--- Extracted records ---

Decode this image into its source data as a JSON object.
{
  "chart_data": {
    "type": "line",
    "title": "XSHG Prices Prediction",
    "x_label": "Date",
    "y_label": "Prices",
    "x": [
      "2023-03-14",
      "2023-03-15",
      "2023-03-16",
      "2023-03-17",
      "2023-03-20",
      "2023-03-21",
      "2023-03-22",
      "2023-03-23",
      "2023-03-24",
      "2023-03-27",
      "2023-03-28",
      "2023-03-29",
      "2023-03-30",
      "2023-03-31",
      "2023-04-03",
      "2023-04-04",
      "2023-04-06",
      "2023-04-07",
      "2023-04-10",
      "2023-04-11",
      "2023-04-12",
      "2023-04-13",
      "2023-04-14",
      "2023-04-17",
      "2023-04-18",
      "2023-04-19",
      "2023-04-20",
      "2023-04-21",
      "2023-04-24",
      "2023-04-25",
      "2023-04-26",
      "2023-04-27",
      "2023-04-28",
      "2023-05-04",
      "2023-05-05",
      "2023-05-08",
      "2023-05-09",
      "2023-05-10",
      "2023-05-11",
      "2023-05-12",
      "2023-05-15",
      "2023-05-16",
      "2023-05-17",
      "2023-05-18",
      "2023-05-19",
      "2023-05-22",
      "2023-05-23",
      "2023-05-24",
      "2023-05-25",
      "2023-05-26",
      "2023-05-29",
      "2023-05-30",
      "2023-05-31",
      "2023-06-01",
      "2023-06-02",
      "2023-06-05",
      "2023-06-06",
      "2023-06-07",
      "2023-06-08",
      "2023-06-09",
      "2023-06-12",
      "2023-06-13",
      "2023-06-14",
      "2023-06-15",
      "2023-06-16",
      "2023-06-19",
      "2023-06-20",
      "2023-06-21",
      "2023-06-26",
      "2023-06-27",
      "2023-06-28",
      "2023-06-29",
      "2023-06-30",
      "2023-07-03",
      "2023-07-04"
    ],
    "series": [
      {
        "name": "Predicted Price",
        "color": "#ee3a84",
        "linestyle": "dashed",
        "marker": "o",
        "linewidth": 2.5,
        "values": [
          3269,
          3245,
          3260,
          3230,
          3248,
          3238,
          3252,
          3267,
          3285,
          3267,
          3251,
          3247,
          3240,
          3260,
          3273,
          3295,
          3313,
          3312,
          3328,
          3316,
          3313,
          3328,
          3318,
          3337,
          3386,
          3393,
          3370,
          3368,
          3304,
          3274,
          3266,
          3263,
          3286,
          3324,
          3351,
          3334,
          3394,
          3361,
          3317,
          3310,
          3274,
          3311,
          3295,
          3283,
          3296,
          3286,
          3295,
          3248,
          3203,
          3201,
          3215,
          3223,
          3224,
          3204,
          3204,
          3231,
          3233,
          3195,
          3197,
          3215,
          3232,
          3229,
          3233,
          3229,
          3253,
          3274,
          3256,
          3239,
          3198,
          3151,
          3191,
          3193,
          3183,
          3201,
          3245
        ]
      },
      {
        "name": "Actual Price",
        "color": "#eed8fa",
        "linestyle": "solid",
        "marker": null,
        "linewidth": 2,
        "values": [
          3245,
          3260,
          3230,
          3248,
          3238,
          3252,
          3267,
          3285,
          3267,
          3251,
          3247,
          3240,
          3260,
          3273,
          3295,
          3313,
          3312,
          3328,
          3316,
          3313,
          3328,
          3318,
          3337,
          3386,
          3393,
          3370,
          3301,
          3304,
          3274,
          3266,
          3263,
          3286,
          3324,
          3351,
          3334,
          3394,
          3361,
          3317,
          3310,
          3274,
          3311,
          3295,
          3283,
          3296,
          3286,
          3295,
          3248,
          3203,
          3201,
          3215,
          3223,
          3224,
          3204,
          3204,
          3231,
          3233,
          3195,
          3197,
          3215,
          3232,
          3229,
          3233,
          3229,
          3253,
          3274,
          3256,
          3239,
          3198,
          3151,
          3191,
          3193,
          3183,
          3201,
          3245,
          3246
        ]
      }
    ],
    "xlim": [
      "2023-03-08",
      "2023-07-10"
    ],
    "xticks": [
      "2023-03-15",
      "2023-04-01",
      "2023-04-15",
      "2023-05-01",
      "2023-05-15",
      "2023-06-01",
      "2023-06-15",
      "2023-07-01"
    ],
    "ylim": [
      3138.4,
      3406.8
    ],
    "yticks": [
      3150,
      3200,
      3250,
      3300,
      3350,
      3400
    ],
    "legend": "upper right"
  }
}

---
--- Extracted records ---

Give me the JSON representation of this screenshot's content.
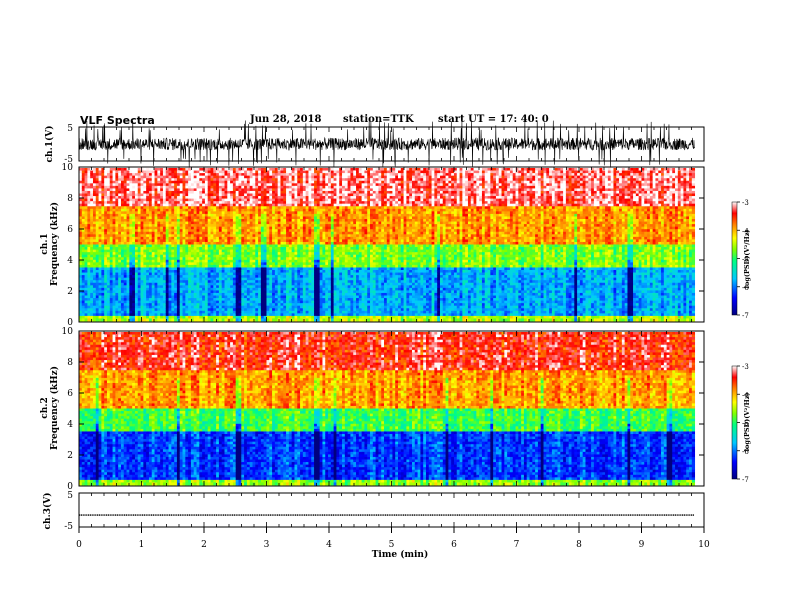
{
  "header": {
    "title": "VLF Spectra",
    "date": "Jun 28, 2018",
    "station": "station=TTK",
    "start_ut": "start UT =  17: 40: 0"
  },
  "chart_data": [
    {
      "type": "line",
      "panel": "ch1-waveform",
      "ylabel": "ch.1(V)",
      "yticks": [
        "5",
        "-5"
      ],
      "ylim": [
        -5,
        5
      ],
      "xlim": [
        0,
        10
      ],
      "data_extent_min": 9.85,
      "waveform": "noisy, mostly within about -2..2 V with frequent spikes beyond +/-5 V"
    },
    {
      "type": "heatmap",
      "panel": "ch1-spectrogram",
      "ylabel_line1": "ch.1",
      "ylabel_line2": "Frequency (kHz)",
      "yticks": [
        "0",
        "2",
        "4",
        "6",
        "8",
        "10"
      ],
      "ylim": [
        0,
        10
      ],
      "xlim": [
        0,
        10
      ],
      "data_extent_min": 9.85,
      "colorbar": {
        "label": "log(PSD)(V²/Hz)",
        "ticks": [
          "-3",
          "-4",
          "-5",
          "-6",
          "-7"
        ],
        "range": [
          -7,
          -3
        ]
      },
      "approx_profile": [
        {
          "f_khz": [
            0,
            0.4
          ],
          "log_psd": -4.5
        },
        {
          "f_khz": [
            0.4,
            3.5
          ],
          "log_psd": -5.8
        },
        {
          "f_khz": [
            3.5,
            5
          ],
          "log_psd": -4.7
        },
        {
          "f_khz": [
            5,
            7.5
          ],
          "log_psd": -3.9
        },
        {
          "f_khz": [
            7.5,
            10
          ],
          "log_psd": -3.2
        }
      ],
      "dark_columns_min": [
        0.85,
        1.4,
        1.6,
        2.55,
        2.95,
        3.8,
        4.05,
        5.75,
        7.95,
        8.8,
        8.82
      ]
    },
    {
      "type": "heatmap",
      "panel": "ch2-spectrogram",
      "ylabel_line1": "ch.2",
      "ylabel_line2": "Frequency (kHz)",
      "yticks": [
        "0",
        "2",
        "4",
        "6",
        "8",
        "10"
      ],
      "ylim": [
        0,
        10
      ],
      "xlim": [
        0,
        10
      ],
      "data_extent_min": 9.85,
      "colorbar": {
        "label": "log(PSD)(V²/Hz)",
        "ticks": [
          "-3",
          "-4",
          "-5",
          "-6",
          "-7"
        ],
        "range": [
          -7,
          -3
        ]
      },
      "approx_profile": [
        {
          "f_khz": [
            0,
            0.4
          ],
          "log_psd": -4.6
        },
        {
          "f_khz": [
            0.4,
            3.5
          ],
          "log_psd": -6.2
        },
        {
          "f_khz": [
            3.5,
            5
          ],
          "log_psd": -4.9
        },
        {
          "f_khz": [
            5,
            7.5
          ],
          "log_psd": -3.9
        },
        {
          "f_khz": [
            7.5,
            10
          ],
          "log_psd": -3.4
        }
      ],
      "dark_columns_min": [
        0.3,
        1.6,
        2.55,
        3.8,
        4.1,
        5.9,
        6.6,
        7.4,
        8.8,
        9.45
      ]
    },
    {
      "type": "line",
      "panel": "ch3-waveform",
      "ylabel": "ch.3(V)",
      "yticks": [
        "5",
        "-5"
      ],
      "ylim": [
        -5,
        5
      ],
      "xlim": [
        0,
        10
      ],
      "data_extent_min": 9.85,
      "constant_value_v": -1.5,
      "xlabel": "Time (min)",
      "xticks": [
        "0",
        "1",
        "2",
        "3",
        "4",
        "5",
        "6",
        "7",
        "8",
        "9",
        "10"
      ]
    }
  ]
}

---

■ **Exercise description**
Determine how many lines contain the word "title" and reply with that number alone.

■ **Result of the task**
2